◆ **Task directions**:
Pull out all lines from the listing below in which the word "افعي" appears.

◆ **Dataset excerpts**:
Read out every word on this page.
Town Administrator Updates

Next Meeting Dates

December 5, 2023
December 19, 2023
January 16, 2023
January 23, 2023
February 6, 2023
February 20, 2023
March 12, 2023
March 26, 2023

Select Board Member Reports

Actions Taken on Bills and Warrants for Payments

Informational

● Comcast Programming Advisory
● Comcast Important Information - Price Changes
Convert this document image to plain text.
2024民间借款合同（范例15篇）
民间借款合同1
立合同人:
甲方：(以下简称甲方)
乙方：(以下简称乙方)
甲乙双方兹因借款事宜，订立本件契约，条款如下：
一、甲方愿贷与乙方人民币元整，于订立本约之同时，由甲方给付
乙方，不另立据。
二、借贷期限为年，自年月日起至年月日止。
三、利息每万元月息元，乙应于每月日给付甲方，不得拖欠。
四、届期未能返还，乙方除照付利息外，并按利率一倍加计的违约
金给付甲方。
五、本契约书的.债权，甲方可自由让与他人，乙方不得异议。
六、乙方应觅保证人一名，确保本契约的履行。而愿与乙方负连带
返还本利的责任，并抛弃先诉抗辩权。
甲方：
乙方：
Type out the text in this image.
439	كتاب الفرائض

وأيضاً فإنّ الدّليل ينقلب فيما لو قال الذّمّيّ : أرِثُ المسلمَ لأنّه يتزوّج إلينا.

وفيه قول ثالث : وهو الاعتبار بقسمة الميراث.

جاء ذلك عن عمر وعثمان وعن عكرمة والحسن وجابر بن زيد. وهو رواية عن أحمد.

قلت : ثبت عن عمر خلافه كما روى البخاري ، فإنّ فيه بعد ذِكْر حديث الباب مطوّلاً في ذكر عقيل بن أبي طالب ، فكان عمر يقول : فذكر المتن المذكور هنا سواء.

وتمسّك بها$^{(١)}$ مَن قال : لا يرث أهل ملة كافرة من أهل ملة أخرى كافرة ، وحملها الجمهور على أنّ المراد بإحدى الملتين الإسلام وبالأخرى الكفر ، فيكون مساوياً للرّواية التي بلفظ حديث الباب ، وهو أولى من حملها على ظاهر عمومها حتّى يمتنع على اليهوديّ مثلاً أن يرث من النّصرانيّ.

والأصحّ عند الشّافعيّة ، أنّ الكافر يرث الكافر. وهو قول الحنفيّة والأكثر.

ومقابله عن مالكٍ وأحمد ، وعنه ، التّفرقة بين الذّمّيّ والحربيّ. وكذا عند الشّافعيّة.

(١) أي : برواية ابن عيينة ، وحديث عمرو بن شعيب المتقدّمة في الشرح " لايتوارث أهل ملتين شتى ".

◆ **Solution to this problem**:
والأصحّ عند الشّافعيّة ، أنّ الكافر يرث الكافر. وهو قول الحنفيّة والأكثر.
ومقابله عن مالكٍ وأحمد ، وعنه ، التّفرقة بين الذّمّيّ والحربيّ. وكذا عند الشّافعيّة.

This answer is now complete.